> **GIVEN TASK**: Note each line where "title" appears, and copy it.

> **DATA**:
┄┄┄┄┄┄┄┄┄┄┄┄┄┄┄┄┄┄┄┄

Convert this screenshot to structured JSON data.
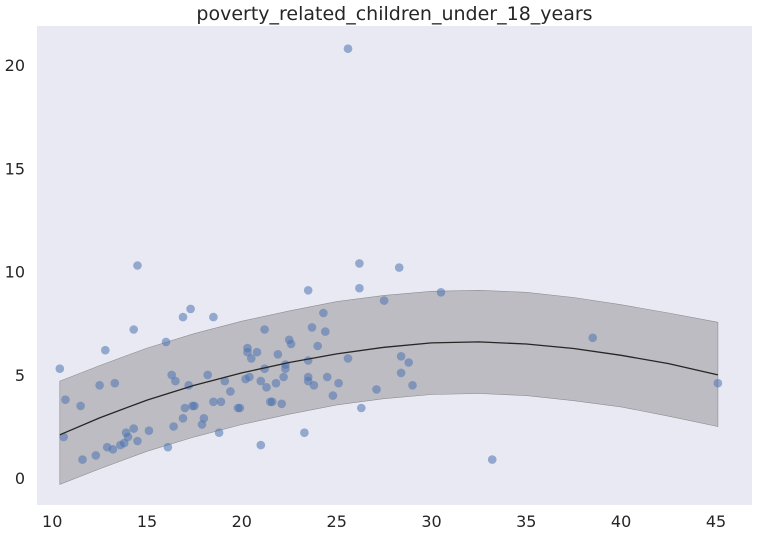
{
  "chart_data": {
    "type": "scatter",
    "title": "poverty_related_children_under_18_years",
    "xlabel": "",
    "ylabel": "",
    "xlim": [
      9.2,
      46.9
    ],
    "ylim": [
      -1.3,
      21.9
    ],
    "xticks": [
      10,
      15,
      20,
      25,
      30,
      35,
      40,
      45
    ],
    "yticks": [
      0,
      5,
      10,
      15,
      20
    ],
    "grid": false,
    "legend": "none",
    "colors": {
      "background": "#e8e9f3",
      "points": "#4c72b0",
      "fit_line": "#262626",
      "band": "#b4b4b8"
    },
    "points": [
      [
        10.4,
        5.3
      ],
      [
        10.6,
        2.0
      ],
      [
        10.7,
        3.8
      ],
      [
        11.5,
        3.5
      ],
      [
        11.6,
        0.9
      ],
      [
        12.3,
        1.1
      ],
      [
        12.5,
        4.5
      ],
      [
        12.8,
        6.2
      ],
      [
        12.9,
        1.5
      ],
      [
        13.2,
        1.4
      ],
      [
        13.3,
        4.6
      ],
      [
        13.6,
        1.6
      ],
      [
        13.8,
        1.7
      ],
      [
        13.9,
        2.2
      ],
      [
        14.0,
        2.0
      ],
      [
        14.3,
        7.2
      ],
      [
        14.3,
        2.4
      ],
      [
        14.5,
        1.8
      ],
      [
        14.5,
        10.3
      ],
      [
        15.1,
        2.3
      ],
      [
        16.0,
        6.6
      ],
      [
        16.1,
        1.5
      ],
      [
        16.3,
        5.0
      ],
      [
        16.4,
        2.5
      ],
      [
        16.5,
        4.7
      ],
      [
        16.9,
        7.8
      ],
      [
        16.9,
        2.9
      ],
      [
        17.0,
        3.4
      ],
      [
        17.2,
        4.5
      ],
      [
        17.3,
        8.2
      ],
      [
        17.4,
        3.5
      ],
      [
        17.5,
        3.5
      ],
      [
        17.9,
        2.6
      ],
      [
        18.0,
        2.9
      ],
      [
        18.2,
        5.0
      ],
      [
        18.5,
        3.7
      ],
      [
        18.5,
        7.8
      ],
      [
        18.8,
        2.2
      ],
      [
        18.9,
        3.7
      ],
      [
        19.1,
        4.7
      ],
      [
        19.4,
        4.2
      ],
      [
        19.8,
        3.4
      ],
      [
        19.9,
        3.4
      ],
      [
        20.2,
        4.8
      ],
      [
        20.3,
        6.3
      ],
      [
        20.3,
        6.1
      ],
      [
        20.4,
        4.9
      ],
      [
        20.5,
        5.8
      ],
      [
        20.8,
        6.1
      ],
      [
        21.0,
        4.7
      ],
      [
        21.0,
        1.6
      ],
      [
        21.2,
        7.2
      ],
      [
        21.2,
        5.3
      ],
      [
        21.3,
        4.4
      ],
      [
        21.5,
        3.7
      ],
      [
        21.6,
        3.7
      ],
      [
        21.8,
        4.6
      ],
      [
        21.9,
        6.0
      ],
      [
        22.1,
        3.6
      ],
      [
        22.2,
        4.9
      ],
      [
        22.3,
        5.5
      ],
      [
        22.3,
        5.3
      ],
      [
        22.5,
        6.7
      ],
      [
        22.6,
        6.5
      ],
      [
        23.3,
        2.2
      ],
      [
        23.5,
        4.9
      ],
      [
        23.5,
        4.7
      ],
      [
        23.5,
        5.7
      ],
      [
        23.5,
        9.1
      ],
      [
        23.7,
        7.3
      ],
      [
        23.8,
        4.5
      ],
      [
        24.0,
        6.4
      ],
      [
        24.3,
        8.0
      ],
      [
        24.4,
        7.1
      ],
      [
        24.5,
        4.9
      ],
      [
        24.8,
        4.0
      ],
      [
        25.1,
        4.6
      ],
      [
        25.6,
        5.8
      ],
      [
        25.6,
        20.8
      ],
      [
        26.2,
        9.2
      ],
      [
        26.2,
        10.4
      ],
      [
        26.3,
        3.4
      ],
      [
        27.1,
        4.3
      ],
      [
        27.5,
        8.6
      ],
      [
        28.3,
        10.2
      ],
      [
        28.4,
        5.9
      ],
      [
        28.4,
        5.1
      ],
      [
        28.8,
        5.6
      ],
      [
        29.0,
        4.5
      ],
      [
        30.5,
        9.0
      ],
      [
        33.2,
        0.9
      ],
      [
        38.5,
        6.8
      ],
      [
        45.1,
        4.6
      ]
    ],
    "fit_line": {
      "x": [
        10.4,
        12.5,
        15,
        17.5,
        20,
        22.5,
        25,
        27.5,
        30,
        32.5,
        35,
        37.5,
        40,
        42.5,
        45.1
      ],
      "y": [
        2.1,
        2.92,
        3.78,
        4.5,
        5.1,
        5.6,
        6.02,
        6.34,
        6.55,
        6.6,
        6.5,
        6.28,
        5.95,
        5.55,
        5.0
      ]
    },
    "band": {
      "x": [
        10.4,
        12.5,
        15,
        17.5,
        20,
        22.5,
        25,
        27.5,
        30,
        32.5,
        35,
        37.5,
        40,
        42.5,
        45.1
      ],
      "upper": [
        4.7,
        5.45,
        6.3,
        7.0,
        7.6,
        8.1,
        8.55,
        8.85,
        9.05,
        9.1,
        9.0,
        8.75,
        8.4,
        8.0,
        7.55
      ],
      "lower": [
        -0.3,
        0.45,
        1.3,
        2.0,
        2.6,
        3.1,
        3.55,
        3.85,
        4.05,
        4.1,
        4.0,
        3.75,
        3.45,
        3.0,
        2.5
      ]
    }
  }
}
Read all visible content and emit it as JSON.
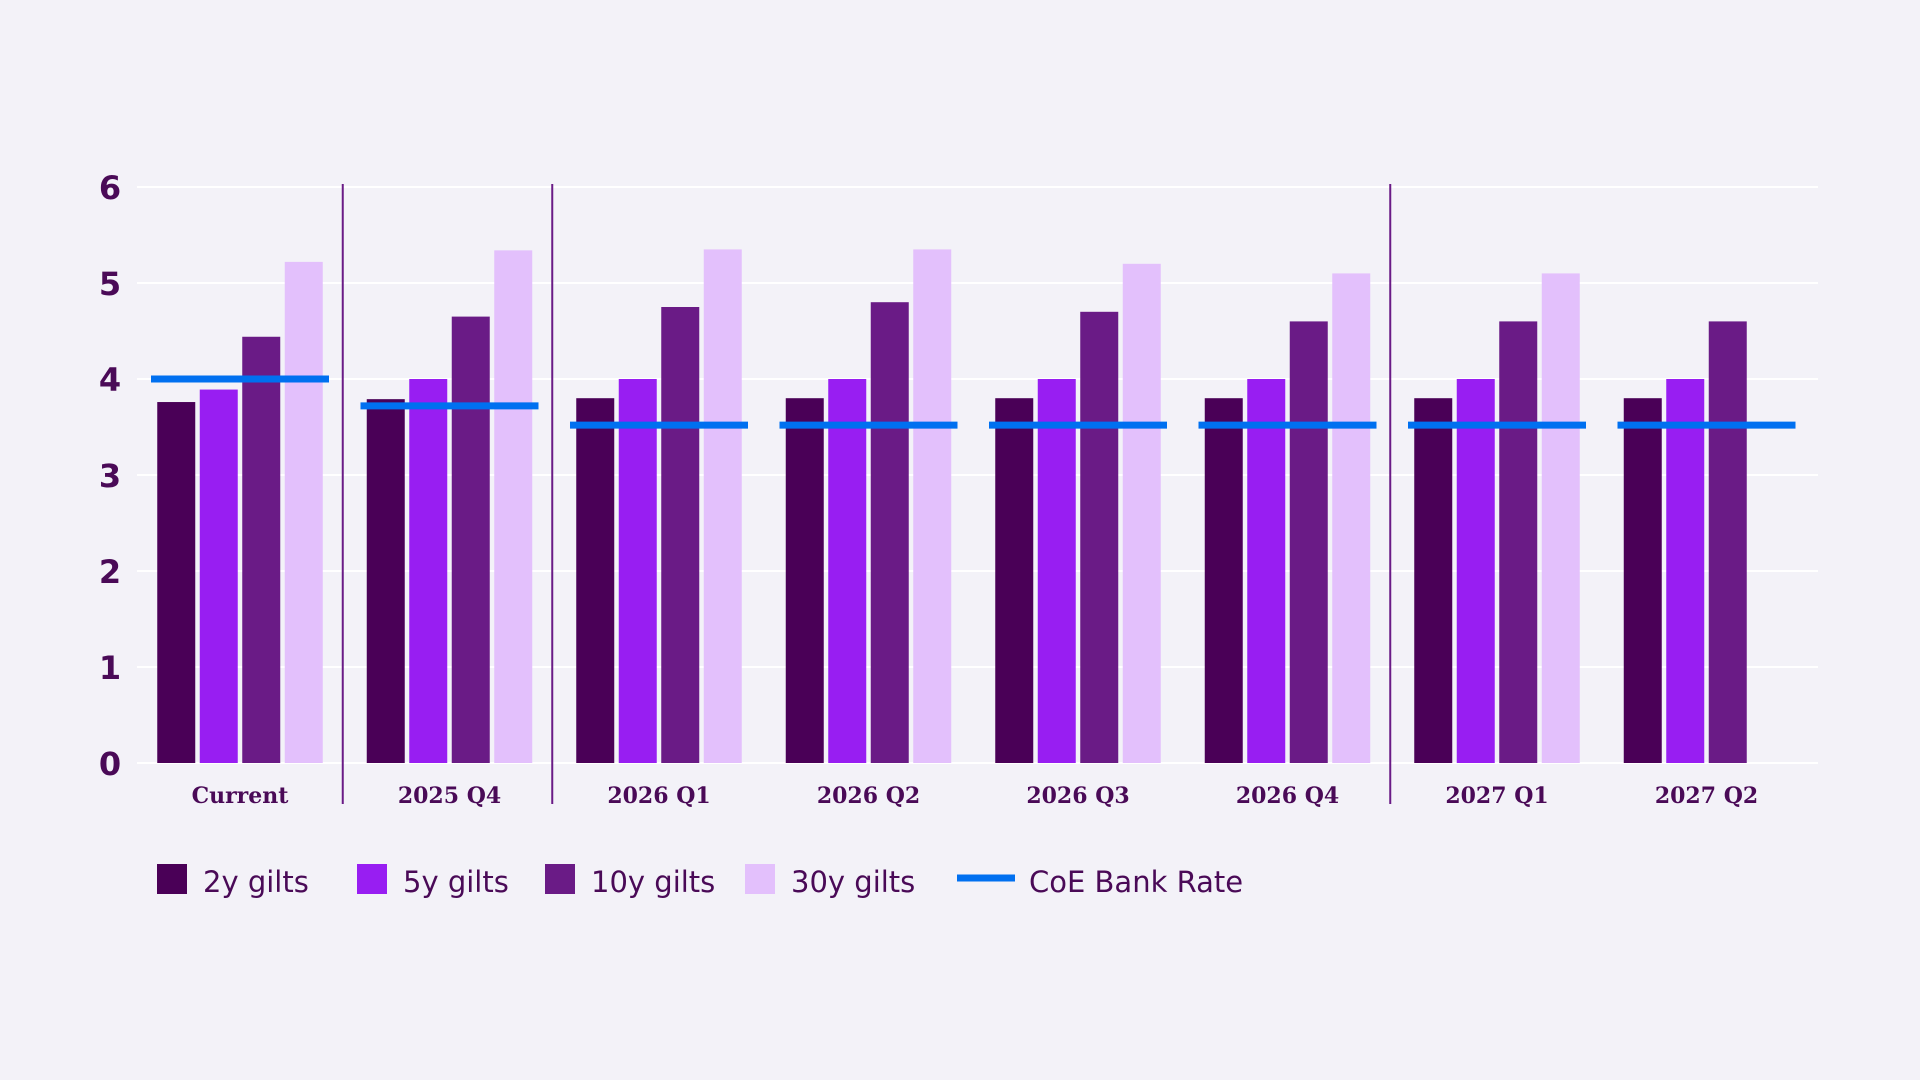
{
  "chart_data": {
    "type": "bar",
    "title": "",
    "xlabel": "",
    "ylabel": "",
    "ylim": [
      0,
      6
    ],
    "yticks": [
      0,
      1,
      2,
      3,
      4,
      5,
      6
    ],
    "grid": true,
    "legend_placement": "bottom-left",
    "categories": [
      "Current",
      "2025 Q4",
      "2026 Q1",
      "2026 Q2",
      "2026 Q3",
      "2026 Q4",
      "2027 Q1",
      "2027 Q2"
    ],
    "dividers_after": [
      "Current",
      "2025 Q4",
      "2026 Q4"
    ],
    "series": [
      {
        "name": "2y gilts",
        "color": "#4a0057",
        "values": [
          3.76,
          3.79,
          3.8,
          3.8,
          3.8,
          3.8,
          3.8,
          3.8
        ]
      },
      {
        "name": "5y gilts",
        "color": "#981ef2",
        "values": [
          3.89,
          4.0,
          4.0,
          4.0,
          4.0,
          4.0,
          4.0,
          4.0
        ]
      },
      {
        "name": "10y gilts",
        "color": "#6a1b86",
        "values": [
          4.44,
          4.65,
          4.75,
          4.8,
          4.7,
          4.6,
          4.6,
          4.6
        ]
      },
      {
        "name": "30y gilts",
        "color": "#e3c0fc",
        "values": [
          5.22,
          5.34,
          5.35,
          5.35,
          5.2,
          5.1,
          5.1,
          null
        ]
      }
    ],
    "line_series": {
      "name": "CoE Bank Rate",
      "color": "#0070f0",
      "values": [
        4.0,
        3.72,
        3.52,
        3.52,
        3.52,
        3.52,
        3.52,
        3.52
      ]
    }
  }
}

┄┄┄┄┄┄┄┄┄┄┄┄┄┄┄┄┄┄┄┄

> **SOLUTION FOR THIS EXERCISE**:
    "title": "poverty_related_children_under_18_years",
    "title": "",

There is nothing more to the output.